-- Written problem --
Using the records that follow, copy every line containing the word "from".

-- Collected data entries --
-- begin --

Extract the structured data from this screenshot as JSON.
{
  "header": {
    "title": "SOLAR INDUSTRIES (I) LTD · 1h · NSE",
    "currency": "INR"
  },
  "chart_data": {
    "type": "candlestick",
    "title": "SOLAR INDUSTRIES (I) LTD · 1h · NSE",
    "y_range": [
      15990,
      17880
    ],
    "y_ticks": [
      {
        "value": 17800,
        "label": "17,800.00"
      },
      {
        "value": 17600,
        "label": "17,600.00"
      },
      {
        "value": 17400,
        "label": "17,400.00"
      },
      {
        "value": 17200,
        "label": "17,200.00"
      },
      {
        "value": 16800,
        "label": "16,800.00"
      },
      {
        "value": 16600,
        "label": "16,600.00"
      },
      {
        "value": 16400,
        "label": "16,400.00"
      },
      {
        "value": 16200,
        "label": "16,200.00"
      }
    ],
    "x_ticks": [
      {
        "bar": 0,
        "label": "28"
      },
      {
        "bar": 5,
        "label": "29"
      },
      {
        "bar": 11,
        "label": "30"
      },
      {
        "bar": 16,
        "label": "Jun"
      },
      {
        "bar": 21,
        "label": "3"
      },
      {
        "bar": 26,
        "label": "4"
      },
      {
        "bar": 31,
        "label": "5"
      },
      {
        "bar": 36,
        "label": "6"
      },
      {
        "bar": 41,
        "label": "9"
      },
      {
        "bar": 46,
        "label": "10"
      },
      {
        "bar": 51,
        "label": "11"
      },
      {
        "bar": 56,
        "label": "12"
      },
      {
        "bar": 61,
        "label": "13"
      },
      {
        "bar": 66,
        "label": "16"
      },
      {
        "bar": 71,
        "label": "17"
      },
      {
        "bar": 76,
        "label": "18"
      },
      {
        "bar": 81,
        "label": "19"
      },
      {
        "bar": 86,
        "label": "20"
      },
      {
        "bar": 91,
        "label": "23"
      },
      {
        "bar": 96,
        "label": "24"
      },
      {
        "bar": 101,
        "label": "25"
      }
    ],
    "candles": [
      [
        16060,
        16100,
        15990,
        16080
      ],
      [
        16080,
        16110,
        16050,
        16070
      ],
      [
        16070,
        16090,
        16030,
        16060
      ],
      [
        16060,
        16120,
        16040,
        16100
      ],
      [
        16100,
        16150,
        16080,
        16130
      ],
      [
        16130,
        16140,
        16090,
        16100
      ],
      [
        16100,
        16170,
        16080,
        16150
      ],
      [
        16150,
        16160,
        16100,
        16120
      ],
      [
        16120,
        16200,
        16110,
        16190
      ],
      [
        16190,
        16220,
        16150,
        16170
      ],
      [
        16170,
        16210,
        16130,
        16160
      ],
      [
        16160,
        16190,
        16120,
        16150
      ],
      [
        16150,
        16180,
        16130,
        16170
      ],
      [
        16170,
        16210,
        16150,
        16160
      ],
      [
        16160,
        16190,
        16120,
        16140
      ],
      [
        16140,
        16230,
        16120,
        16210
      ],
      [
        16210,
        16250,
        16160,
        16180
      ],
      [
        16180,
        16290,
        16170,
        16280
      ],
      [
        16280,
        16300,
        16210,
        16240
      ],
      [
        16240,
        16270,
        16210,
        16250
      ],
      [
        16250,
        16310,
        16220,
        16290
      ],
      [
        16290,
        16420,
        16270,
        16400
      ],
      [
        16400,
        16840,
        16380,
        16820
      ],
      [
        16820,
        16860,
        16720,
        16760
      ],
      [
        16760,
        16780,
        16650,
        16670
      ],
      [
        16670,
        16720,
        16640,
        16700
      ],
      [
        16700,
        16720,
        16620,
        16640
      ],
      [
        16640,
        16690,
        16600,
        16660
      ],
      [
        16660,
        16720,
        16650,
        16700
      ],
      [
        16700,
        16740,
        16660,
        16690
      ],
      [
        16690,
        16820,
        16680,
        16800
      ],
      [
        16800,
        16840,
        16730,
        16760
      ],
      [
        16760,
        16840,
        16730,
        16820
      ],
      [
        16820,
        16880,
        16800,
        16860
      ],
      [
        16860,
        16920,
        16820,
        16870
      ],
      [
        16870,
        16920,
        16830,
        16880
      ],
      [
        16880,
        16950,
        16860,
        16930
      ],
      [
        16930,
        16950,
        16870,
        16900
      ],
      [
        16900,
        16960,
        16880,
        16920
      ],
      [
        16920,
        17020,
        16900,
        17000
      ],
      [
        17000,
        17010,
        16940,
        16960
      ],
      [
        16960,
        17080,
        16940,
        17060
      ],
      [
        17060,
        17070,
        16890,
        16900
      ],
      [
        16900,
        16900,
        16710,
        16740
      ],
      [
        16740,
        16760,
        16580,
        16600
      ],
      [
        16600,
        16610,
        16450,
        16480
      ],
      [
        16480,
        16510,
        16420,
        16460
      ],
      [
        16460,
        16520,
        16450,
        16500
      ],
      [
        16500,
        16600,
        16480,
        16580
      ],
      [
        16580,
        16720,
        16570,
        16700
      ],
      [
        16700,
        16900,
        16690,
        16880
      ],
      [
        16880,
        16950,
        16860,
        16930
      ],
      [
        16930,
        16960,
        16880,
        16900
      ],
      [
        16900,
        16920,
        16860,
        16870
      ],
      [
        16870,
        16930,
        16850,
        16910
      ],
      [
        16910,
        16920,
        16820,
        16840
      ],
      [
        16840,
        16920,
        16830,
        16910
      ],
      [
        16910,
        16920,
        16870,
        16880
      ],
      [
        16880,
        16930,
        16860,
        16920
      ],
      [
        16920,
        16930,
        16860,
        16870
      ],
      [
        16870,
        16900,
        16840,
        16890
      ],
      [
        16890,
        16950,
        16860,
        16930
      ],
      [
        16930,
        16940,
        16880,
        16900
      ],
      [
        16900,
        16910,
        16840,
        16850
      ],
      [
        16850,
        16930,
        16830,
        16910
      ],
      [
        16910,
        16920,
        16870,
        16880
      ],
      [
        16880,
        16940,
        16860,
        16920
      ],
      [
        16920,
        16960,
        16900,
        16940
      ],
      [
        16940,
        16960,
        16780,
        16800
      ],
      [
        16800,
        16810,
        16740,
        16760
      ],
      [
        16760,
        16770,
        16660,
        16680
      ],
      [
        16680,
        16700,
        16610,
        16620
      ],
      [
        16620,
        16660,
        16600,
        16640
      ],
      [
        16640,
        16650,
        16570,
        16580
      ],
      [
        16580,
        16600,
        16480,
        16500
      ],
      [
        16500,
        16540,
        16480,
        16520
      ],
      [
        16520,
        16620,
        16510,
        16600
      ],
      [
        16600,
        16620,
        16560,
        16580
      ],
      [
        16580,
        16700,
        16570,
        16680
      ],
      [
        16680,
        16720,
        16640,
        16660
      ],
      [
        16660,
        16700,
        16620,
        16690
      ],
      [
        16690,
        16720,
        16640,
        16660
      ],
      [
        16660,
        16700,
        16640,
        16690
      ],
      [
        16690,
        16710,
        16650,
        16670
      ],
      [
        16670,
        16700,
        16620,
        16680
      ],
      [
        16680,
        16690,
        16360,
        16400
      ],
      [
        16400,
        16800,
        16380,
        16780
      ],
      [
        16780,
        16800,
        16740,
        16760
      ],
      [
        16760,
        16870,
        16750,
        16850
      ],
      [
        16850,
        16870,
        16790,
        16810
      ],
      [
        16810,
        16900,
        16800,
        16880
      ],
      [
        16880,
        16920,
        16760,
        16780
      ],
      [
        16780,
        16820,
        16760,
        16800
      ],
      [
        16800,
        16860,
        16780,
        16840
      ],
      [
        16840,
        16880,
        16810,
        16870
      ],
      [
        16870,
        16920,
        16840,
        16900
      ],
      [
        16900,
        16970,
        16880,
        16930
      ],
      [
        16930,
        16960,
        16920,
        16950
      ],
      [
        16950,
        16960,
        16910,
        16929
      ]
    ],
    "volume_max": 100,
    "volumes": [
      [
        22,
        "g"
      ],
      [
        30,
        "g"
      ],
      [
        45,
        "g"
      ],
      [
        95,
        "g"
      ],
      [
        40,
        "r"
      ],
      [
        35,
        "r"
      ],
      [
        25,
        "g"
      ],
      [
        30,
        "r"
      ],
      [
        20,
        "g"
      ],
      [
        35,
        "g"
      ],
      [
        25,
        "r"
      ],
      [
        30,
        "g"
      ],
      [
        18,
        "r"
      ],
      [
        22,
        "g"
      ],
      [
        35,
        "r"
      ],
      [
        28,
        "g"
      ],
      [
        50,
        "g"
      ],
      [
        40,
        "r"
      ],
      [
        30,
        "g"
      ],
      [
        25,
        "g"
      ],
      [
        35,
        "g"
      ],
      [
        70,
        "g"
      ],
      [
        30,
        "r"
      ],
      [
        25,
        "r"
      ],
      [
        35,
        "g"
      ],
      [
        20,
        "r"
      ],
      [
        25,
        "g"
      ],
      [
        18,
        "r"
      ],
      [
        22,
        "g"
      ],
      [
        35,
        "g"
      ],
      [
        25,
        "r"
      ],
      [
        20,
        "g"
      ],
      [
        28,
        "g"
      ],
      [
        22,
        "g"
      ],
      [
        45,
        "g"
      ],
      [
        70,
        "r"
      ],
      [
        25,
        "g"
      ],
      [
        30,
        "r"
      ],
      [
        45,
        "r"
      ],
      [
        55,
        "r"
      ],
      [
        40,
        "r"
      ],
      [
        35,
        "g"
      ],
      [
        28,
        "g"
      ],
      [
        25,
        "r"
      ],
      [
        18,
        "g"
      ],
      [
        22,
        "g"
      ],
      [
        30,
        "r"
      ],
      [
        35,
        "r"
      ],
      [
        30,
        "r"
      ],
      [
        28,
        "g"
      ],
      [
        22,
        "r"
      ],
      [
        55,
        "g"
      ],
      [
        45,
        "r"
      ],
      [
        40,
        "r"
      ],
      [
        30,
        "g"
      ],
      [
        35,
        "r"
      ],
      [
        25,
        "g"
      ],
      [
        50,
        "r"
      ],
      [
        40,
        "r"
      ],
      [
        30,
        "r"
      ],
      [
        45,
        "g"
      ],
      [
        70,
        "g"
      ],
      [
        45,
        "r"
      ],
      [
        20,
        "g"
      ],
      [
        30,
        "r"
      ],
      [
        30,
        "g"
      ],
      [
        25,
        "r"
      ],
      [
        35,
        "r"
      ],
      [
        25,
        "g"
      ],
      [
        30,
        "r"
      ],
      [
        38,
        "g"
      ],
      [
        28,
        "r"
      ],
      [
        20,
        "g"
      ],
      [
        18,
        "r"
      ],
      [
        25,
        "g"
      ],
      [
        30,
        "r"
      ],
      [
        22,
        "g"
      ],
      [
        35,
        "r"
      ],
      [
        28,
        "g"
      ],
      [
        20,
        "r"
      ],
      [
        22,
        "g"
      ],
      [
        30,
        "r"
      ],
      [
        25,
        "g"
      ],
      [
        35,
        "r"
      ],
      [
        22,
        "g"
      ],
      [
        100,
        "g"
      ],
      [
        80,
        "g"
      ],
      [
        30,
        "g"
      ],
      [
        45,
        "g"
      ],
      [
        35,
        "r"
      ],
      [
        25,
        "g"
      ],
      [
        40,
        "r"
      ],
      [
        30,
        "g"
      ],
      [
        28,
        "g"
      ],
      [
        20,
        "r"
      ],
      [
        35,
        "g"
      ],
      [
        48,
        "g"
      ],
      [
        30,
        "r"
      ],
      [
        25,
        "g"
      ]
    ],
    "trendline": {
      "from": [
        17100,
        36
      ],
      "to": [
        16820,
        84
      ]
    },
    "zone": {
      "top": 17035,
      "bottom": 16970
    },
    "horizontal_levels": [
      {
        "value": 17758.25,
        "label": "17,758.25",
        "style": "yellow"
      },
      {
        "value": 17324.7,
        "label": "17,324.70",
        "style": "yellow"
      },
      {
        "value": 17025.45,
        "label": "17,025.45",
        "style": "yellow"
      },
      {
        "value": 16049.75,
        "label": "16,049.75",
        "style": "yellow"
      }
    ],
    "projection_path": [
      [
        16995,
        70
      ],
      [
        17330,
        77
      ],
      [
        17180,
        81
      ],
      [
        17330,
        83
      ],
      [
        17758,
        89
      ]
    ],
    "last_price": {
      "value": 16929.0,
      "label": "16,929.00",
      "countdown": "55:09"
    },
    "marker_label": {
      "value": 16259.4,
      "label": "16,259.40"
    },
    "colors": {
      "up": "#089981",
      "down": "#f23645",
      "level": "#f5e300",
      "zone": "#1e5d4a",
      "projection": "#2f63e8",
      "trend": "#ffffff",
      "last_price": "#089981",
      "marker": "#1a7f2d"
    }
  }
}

-- end --

-- Solution to this exercise --
Extract the structured data from this screenshot as JSON.
      "from": [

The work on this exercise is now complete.